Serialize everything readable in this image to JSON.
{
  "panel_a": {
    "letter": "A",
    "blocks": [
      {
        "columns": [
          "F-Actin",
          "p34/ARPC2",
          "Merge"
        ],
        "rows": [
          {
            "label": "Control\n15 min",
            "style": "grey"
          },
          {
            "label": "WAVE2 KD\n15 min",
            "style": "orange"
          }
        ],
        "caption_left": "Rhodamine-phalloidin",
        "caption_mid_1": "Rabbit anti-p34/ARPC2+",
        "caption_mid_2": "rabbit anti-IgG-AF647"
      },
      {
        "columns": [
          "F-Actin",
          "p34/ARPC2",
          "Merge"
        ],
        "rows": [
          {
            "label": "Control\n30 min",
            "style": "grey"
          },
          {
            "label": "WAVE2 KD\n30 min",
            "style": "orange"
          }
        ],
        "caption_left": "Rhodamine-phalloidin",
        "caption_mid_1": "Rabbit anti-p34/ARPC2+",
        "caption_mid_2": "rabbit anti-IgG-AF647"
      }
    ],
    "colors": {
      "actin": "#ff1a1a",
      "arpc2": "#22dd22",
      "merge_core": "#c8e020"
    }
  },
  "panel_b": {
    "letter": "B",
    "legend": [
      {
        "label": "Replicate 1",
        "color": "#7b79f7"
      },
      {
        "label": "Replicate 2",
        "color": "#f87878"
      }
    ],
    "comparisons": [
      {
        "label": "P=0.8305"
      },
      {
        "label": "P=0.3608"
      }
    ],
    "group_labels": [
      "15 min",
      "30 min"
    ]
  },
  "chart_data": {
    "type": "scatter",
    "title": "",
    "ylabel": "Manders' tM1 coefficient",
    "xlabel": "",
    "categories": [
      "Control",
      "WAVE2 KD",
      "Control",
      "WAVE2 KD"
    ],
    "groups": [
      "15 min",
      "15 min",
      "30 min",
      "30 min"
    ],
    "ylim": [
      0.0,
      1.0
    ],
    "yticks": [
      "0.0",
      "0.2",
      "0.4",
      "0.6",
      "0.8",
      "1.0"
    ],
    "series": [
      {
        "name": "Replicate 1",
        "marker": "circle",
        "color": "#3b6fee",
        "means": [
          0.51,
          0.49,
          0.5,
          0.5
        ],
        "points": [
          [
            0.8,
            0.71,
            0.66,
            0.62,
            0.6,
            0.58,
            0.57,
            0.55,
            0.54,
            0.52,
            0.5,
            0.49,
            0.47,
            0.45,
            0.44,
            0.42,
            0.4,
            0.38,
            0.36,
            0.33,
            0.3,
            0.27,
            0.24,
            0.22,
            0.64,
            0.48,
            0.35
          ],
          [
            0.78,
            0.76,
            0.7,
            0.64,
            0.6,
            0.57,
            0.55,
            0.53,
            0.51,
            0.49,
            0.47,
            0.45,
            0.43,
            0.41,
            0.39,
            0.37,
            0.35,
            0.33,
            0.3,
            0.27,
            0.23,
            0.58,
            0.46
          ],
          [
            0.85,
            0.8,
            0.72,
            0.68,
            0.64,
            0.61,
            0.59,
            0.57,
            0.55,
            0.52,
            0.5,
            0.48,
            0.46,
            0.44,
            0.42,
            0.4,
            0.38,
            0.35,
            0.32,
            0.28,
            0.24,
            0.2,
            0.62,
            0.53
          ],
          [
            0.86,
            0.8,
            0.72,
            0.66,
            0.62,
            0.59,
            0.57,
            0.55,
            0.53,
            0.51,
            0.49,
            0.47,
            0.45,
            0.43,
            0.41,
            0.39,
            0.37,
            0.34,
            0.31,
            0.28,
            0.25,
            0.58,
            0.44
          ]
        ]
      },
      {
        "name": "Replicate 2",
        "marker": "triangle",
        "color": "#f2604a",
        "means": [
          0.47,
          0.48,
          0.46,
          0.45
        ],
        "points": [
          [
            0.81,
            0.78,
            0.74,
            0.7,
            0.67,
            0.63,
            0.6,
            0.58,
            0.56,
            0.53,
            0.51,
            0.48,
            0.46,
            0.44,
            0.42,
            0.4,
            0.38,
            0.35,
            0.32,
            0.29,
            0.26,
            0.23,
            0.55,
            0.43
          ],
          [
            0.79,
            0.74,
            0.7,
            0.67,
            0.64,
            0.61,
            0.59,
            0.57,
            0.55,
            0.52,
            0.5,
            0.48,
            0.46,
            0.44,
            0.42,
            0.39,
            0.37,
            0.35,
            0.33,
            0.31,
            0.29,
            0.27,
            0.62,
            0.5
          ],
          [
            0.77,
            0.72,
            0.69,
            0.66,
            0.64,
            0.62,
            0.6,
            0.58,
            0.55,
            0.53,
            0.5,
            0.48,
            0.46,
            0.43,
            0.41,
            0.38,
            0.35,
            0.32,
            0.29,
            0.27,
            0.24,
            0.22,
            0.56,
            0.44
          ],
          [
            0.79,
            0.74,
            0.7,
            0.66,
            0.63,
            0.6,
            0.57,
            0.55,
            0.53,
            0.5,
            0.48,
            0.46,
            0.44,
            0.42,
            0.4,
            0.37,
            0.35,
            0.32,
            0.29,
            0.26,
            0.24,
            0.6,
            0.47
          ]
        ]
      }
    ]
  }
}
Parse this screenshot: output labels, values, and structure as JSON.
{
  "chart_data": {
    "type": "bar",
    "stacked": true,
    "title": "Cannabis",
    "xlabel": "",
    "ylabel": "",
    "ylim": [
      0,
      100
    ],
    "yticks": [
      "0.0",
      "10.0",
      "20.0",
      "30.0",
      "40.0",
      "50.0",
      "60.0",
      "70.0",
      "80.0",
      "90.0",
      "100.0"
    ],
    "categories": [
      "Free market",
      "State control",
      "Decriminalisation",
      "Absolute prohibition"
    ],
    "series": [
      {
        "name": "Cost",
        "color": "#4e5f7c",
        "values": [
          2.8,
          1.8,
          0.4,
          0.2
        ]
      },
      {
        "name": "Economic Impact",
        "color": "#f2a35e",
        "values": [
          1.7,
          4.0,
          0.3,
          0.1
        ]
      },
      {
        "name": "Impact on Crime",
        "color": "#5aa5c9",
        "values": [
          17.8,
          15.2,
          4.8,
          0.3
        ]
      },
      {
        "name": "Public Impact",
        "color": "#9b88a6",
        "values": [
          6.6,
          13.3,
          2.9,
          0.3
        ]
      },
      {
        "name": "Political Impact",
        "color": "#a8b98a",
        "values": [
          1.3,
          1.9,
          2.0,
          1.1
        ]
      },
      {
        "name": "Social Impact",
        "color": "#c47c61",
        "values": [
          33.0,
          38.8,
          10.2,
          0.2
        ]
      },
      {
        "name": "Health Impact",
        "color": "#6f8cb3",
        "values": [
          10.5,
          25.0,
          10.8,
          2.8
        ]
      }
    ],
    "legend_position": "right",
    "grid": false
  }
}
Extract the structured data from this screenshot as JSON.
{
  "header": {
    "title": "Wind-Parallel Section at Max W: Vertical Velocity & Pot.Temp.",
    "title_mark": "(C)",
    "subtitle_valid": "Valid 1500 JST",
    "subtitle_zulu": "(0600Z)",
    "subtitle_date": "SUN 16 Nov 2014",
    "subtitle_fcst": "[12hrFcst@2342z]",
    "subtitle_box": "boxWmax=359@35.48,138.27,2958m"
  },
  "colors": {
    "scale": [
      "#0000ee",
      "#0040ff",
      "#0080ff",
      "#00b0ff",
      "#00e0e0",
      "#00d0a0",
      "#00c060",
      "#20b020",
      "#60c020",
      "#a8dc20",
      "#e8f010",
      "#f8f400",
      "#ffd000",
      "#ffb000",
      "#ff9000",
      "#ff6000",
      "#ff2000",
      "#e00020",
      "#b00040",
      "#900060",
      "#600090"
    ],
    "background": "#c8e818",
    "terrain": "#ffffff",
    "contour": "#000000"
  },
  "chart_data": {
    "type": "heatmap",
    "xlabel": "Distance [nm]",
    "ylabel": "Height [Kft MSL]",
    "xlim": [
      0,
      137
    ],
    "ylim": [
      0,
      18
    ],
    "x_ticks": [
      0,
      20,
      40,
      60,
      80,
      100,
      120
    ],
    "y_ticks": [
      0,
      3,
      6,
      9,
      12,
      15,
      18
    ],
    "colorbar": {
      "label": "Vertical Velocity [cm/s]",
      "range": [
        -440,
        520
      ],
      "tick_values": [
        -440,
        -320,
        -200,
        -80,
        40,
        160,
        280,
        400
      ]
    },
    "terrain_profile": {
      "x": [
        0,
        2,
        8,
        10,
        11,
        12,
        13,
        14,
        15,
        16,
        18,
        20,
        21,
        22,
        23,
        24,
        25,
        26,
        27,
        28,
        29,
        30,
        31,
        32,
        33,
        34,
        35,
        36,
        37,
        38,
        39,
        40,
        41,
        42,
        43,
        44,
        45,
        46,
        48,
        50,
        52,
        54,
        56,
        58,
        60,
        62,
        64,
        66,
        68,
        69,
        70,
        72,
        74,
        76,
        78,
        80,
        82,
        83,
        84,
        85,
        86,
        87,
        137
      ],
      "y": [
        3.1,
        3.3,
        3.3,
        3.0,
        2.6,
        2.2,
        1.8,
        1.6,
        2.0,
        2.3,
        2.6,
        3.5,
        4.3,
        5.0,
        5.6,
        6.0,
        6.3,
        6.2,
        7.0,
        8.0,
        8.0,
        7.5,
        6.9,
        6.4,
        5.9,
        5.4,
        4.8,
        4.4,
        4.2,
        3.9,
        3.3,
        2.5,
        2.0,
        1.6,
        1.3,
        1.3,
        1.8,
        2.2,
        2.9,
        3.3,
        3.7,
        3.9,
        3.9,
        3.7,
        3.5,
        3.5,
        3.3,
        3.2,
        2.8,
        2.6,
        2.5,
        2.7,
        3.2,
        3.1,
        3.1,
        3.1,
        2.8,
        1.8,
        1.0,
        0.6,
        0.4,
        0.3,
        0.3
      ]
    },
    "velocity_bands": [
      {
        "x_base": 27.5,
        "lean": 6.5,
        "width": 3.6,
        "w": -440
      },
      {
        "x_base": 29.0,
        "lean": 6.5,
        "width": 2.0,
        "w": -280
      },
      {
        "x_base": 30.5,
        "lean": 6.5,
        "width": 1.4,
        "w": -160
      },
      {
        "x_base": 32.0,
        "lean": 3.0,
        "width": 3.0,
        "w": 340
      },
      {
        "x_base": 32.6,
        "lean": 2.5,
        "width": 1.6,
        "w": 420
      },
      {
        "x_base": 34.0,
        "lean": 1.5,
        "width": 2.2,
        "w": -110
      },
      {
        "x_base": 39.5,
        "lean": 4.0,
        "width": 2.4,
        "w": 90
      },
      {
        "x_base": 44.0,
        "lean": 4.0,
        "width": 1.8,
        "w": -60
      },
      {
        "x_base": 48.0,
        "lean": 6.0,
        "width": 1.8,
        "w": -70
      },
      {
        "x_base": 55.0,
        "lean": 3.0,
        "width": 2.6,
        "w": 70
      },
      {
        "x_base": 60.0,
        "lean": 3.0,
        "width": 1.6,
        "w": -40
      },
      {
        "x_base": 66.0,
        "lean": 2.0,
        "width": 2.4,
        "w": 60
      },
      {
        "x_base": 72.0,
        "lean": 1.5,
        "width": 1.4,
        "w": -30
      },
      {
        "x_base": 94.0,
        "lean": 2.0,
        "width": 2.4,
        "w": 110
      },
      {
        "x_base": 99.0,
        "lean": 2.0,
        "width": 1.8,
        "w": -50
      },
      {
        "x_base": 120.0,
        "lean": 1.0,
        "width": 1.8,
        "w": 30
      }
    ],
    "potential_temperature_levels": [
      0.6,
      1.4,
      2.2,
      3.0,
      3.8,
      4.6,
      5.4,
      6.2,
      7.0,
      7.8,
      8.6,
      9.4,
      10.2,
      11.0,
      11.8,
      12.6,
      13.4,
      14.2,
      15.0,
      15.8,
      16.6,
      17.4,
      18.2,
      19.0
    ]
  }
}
============================================================
Pick out each line containing "Impact" and report it.

• Response:
        "name": "Economic Impact",
        "name": "Impact on Crime",
        "name": "Public Impact",
        "name": "Political Impact",
        "name": "Social Impact",
        "name": "Health Impact",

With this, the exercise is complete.